→ Saved entries
┌──
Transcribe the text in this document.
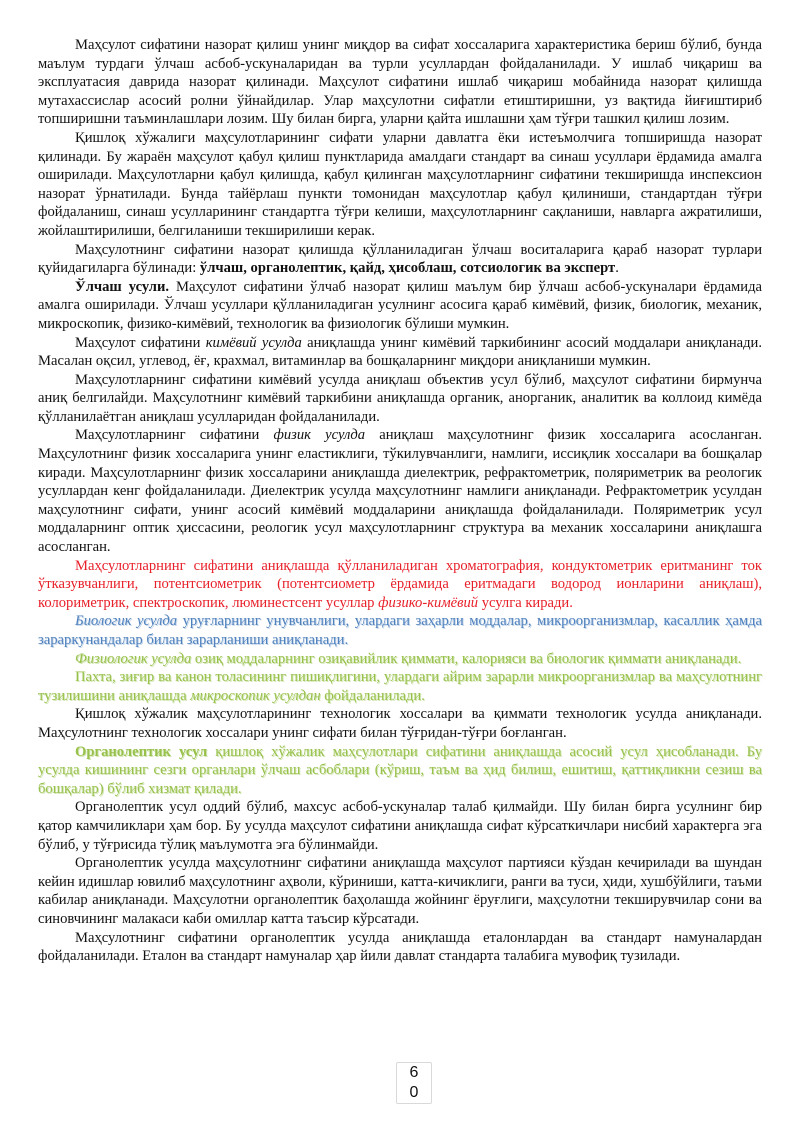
Маҳсулот сифатини назорат қилиш унинг миқдор ва сифат хоссаларига характеристика бериш бўлиб, бунда маълум турдаги ўлчаш асбоб-ускуналаридан ва турли усуллардан фойдаланилади. У ишлаб чиқариш ва эксплуатасия даврида назорат қилинади. Маҳсулот сифатини ишлаб чиқариш мобайнида назорат қилишда мутахассислар асосий ролни ўйнайдилар. Улар маҳсулотни сифатли етиштиришни, уз вақтида йиғиштириб топширишни таъминлашлари лозим. Шу билан бирга, уларни қайта ишлашни ҳам тўғри ташкил қилиш лозим.

Қишлоқ хўжалиги маҳсулотларининг сифати уларни давлатга ёки истеъмолчига топширишда назорат қилинади. Бу жараён маҳсулот қабул қилиш пунктларида амалдаги стандарт ва синаш усуллари ёрдамида амалга оширилади. Маҳсулотларни қабул қилишда, қабул қилинган маҳсулотларнинг сифатини текширишда инспексион назорат ўрнатилади. Бунда тайёрлаш пункти томонидан маҳсулотлар қабул қилиниши, стандартдан тўғри фойдаланиш, синаш усулларининг стандартга тўғри келиши, маҳсулотларнинг сақланиши, навларга ажратилиши, жойлаштирилиши, белгиланиши текширилиши керак.

Маҳсулотнинг сифатини назорат қилишда қўлланиладиган ўлчаш воситаларига қараб назорат турлари қуйидагиларга бўлинади: ўлчаш, органолептик, қайд, ҳисоблаш, сотсиологик ва эксперт.

Ўлчаш усули. Маҳсулот сифатини ўлчаб назорат қилиш маълум бир ўлчаш асбоб-ускуналари ёрдамида амалга оширилади. Ўлчаш усуллари қўлланиладиган усулнинг асосига қараб кимёвий, физик, биологик, механик, микроскопик, физико-кимёвий, технологик ва физиологик бўлиши мумкин.

Маҳсулот сифатини кимёвий усулда аниқлашда унинг кимёвий таркибининг асосий моддалари аниқланади. Масалан оқсил, углевод, ёғ, крахмал, витаминлар ва бошқаларнинг миқдори аниқланиши мумкин.

Маҳсулотларнинг сифатини кимёвий усулда аниқлаш объектив усул бўлиб, маҳсулот сифатини бирмунча аниқ белгилайди. Маҳсулотнинг кимёвий таркибини аниқлашда органик, анорганик, аналитик ва коллоид кимёда қўлланилаётган аниқлаш усулларидан фойдаланилади.

Маҳсулотларнинг сифатини физик усулда аниқлаш маҳсулотнинг физик хоссаларига асосланган. Маҳсулотнинг физик хоссаларига унинг еластиклиги, тўкилувчанлиги, намлиги, иссиқлик хоссалари ва бошқалар киради. Маҳсулотларнинг физик хоссаларини аниқлашда диелектрик, рефрактометрик, поляриметрик ва реологик усуллардан кенг фойдаланилади. Диелектрик усулда маҳсулотнинг намлиги аниқланади. Рефрактометрик усулдан маҳсулотнинг сифати, унинг асосий кимёвий моддаларини аниқлашда фойдаланилади. Поляриметрик усул моддаларнинг оптик ҳиссасини, реологик усул маҳсулотларнинг структура ва механик хоссаларини аниқлашга асосланган.

Маҳсулотларнинг сифатини аниқлашда қўлланиладиган хроматография, кондуктометрик еритманинг ток ўтказувчанлиги, потентсиометрик (потентсиометр ёрдамида еритмадаги водород ионларини аниқлаш), колориметрик, спектроскопик, люминестсент усуллар физико-кимёвий усулга киради.

Биологик усулда уруғларнинг унувчанлиги, улардаги заҳарли моддалар, микроорганизмлар, касаллик ҳамда зараркунандалар билан зарарланиши аниқланади.

Физиологик усулда озиқ моддаларнинг озиқавийлик қиммати, калорияси ва биологик қиммати аниқланади.

Пахта, зиғир ва канон толасининг пишиқлигини, улардаги айрим зарарли микроорганизмлар ва маҳсулотнинг тузилишини аниқлашда микроскопик усулдан фойдаланилади.

Қишлоқ хўжалик маҳсулотларининг технологик хоссалари ва қиммати технологик усулда аниқланади. Маҳсулотнинг технологик хоссалари унинг сифати билан тўғридан-тўғри боғланган.

Органолептик усул қишлоқ хўжалик маҳсулотлари сифатини аниқлашда асосий усул ҳисобланади. Бу усулда кишининг сезги органлари ўлчаш асбоблари (кўриш, таъм ва ҳид билиш, ешитиш, қаттиқликни сезиш ва бошқалар) бўлиб хизмат қилади.

Органолептик усул оддий бўлиб, махсус асбоб-ускуналар талаб қилмайди. Шу билан бирга усулнинг бир қатор камчиликлари ҳам бор. Бу усулда маҳсулот сифатини аниқлашда сифат кўрсаткичлари нисбий характерга эга бўлиб, у тўғрисида тўлиқ маълумотга эга бўлинмайди.

Органолептик усулда маҳсулотнинг сифатини аниқлашда маҳсулот партияси кўздан кечирилади ва шундан кейин идишлар ювилиб маҳсулотнинг аҳволи, кўриниши, катта-кичиклиги, ранги ва туси, ҳиди, хушбўйлиги, таъми кабилар аниқланади. Маҳсулотни органолептик баҳолашда жойнинг ёруғлиги, маҳсулотни текширувчилар сони ва синовчининг малакаси каби омиллар катта таъсир кўрсатади.

Маҳсулотнинг сифатини органолептик усулда аниқлашда еталонлардан ва стандарт намуналардан фойдаланилади. Еталон ва стандарт намуналар ҳар йили давлат стандарта талабига мувофиқ тузилади.

6
0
└──
→ The exercise
Pictures are not part of the copy; output everything else in the records exactly.

→ Complete response
Transcribe the text in this document.
Маҳсулот сифатини назорат қилиш унинг миқдор ва сифат хоссаларига характеристика бериш бўлиб, бунда маълум турдаги ўлчаш асбоб-ускуналаридан ва турли усуллардан фойдаланилади. У ишлаб чиқариш ва эксплуатасия даврида назорат қилинади. Маҳсулот сифатини ишлаб чиқариш мобайнида назорат қилишда мутахассислар асосий ролни ўйнайдилар. Улар маҳсулотни сифатли етиштиришни, уз вақтида йиғиштириб топширишни таъминлашлари лозим. Шу билан бирга, уларни қайта ишлашни ҳам тўғри ташкил қилиш лозим.

Қишлоқ хўжалиги маҳсулотларининг сифати уларни давлатга ёки истеъмолчига топширишда назорат қилинади. Бу жараён маҳсулот қабул қилиш пунктларида амалдаги стандарт ва синаш усуллари ёрдамида амалга оширилади. Маҳсулотларни қабул қилишда, қабул қилинган маҳсулотларнинг сифатини текширишда инспексион назорат ўрнатилади. Бунда тайёрлаш пункти томонидан маҳсулотлар қабул қилиниши, стандартдан тўғри фойдаланиш, синаш усулларининг стандартга тўғри келиши, маҳсулотларнинг сақланиши, навларга ажратилиши, жойлаштирилиши, белгиланиши текширилиши керак.

Маҳсулотнинг сифатини назорат қилишда қўлланиладиган ўлчаш воситаларига қараб назорат турлари қуйидагиларга бўлинади: ўлчаш, органолептик, қайд, ҳисоблаш, сотсиологик ва эксперт.

Ўлчаш усули. Маҳсулот сифатини ўлчаб назорат қилиш маълум бир ўлчаш асбоб-ускуналари ёрдамида амалга оширилади. Ўлчаш усуллари қўлланиладиган усулнинг асосига қараб кимёвий, физик, биологик, механик, микроскопик, физико-кимёвий, технологик ва физиологик бўлиши мумкин.

Маҳсулот сифатини кимёвий усулда аниқлашда унинг кимёвий таркибининг асосий моддалари аниқланади. Масалан оқсил, углевод, ёғ, крахмал, витаминлар ва бошқаларнинг миқдори аниқланиши мумкин.

Маҳсулотларнинг сифатини кимёвий усулда аниқлаш объектив усул бўлиб, маҳсулот сифатини бирмунча аниқ белгилайди. Маҳсулотнинг кимёвий таркибини аниқлашда органик, анорганик, аналитик ва коллоид кимёда қўлланилаётган аниқлаш усулларидан фойдаланилади.

Маҳсулотларнинг сифатини физик усулда аниқлаш маҳсулотнинг физик хоссаларига асосланган. Маҳсулотнинг физик хоссаларига унинг еластиклиги, тўкилувчанлиги, намлиги, иссиқлик хоссалари ва бошқалар киради. Маҳсулотларнинг физик хоссаларини аниқлашда диелектрик, рефрактометрик, поляриметрик ва реологик усуллардан кенг фойдаланилади. Диелектрик усулда маҳсулотнинг намлиги аниқланади. Рефрактометрик усулдан маҳсулотнинг сифати, унинг асосий кимёвий моддаларини аниқлашда фойдаланилади. Поляриметрик усул моддаларнинг оптик ҳиссасини, реологик усул маҳсулотларнинг структура ва механик хоссаларини аниқлашга асосланган.

Маҳсулотларнинг сифатини аниқлашда қўлланиладиган хроматография, кондуктометрик еритманинг ток ўтказувчанлиги, потентсиометрик (потентсиометр ёрдамида еритмадаги водород ионларини аниқлаш), колориметрик, спектроскопик, люминестсент усуллар физико-кимёвий усулга киради.

Биологик усулда уруғларнинг унувчанлиги, улардаги заҳарли моддалар, микроорганизмлар, касаллик ҳамда зараркунандалар билан зарарланиши аниқланади.

Физиологик усулда озиқ моддаларнинг озиқавийлик қиммати, калорияси ва биологик қиммати аниқланади.

Пахта, зиғир ва канон толасининг пишиқлигини, улардаги айрим зарарли микроорганизмлар ва маҳсулотнинг тузилишини аниқлашда микроскопик усулдан фойдаланилади.

Қишлоқ хўжалик маҳсулотларининг технологик хоссалари ва қиммати технологик усулда аниқланади. Маҳсулотнинг технологик хоссалари унинг сифати билан тўғридан-тўғри боғланган.

Органолептик усул қишлоқ хўжалик маҳсулотлари сифатини аниқлашда асосий усул ҳисобланади. Бу усулда кишининг сезги органлари ўлчаш асбоблари (кўриш, таъм ва ҳид билиш, ешитиш, қаттиқликни сезиш ва бошқалар) бўлиб хизмат қилади.

Органолептик усул оддий бўлиб, махсус асбоб-ускуналар талаб қилмайди. Шу билан бирга усулнинг бир қатор камчиликлари ҳам бор. Бу усулда маҳсулот сифатини аниқлашда сифат кўрсаткичлари нисбий характерга эга бўлиб, у тўғрисида тўлиқ маълумотга эга бўлинмайди.

Органолептик усулда маҳсулотнинг сифатини аниқлашда маҳсулот партияси кўздан кечирилади ва шундан кейин идишлар ювилиб маҳсулотнинг аҳволи, кўриниши, катта-кичиклиги, ранги ва туси, ҳиди, хушбўйлиги, таъми кабилар аниқланади. Маҳсулотни органолептик баҳолашда жойнинг ёруғлиги, маҳсулотни текширувчилар сони ва синовчининг малакаси каби омиллар катта таъсир кўрсатади.

Маҳсулотнинг сифатини органолептик усулда аниқлашда еталонлардан ва стандарт намуналардан фойдаланилади. Еталон ва стандарт намуналар ҳар йили давлат стандарта талабига мувофиқ тузилади.

6
0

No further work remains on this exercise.